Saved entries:
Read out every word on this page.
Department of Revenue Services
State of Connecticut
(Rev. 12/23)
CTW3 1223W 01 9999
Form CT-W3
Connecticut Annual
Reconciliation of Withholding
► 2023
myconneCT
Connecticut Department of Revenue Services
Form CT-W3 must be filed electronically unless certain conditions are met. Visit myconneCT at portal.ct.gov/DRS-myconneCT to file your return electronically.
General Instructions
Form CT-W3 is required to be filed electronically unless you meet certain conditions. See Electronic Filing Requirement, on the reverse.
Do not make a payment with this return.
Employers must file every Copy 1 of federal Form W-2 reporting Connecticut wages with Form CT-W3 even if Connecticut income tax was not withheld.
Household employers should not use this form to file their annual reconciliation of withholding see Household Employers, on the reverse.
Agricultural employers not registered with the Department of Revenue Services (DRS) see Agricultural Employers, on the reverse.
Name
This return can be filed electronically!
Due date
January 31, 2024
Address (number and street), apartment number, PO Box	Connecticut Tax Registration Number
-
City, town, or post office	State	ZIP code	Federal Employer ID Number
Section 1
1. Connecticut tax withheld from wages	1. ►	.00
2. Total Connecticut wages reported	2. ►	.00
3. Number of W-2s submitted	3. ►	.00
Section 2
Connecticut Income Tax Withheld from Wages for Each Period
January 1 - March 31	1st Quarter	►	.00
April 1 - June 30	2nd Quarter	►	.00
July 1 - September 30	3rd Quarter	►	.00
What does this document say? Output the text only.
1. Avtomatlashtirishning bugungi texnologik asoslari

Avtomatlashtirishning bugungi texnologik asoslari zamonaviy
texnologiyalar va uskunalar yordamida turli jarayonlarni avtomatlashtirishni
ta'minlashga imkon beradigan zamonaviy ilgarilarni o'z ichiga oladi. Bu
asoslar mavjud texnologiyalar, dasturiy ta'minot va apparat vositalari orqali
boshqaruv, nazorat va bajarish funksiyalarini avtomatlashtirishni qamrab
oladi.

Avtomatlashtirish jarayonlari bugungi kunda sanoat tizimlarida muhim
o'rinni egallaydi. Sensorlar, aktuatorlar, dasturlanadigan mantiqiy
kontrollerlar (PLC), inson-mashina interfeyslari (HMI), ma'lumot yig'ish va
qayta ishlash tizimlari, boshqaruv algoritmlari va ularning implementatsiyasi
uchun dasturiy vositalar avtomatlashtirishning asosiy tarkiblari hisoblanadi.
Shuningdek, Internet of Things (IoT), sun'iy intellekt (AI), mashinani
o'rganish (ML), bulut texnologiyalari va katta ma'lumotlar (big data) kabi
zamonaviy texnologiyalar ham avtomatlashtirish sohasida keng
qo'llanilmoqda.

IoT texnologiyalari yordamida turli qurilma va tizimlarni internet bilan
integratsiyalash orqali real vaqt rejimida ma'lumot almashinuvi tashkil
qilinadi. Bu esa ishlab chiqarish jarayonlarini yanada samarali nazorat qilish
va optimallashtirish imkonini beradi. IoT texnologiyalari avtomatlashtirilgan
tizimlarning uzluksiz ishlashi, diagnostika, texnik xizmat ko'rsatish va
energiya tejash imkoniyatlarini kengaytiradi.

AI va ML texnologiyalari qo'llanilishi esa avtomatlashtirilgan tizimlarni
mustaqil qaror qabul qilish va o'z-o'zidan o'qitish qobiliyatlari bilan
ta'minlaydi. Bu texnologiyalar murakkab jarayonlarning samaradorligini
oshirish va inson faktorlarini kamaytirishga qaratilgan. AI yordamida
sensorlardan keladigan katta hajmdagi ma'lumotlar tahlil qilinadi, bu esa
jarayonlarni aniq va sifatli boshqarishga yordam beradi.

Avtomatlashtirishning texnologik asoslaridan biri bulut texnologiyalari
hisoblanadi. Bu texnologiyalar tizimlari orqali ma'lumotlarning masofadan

### Directions for this task
Isolate each line of the listing above that includes "return". Copy it.

### Output for this task
Form CT-W3 must be filed electronically unless certain conditions are met. Visit myconneCT at portal.ct.gov/DRS-myconneCT to file your return electronically.
Do not make a payment with this return.
This return can be filed electronically!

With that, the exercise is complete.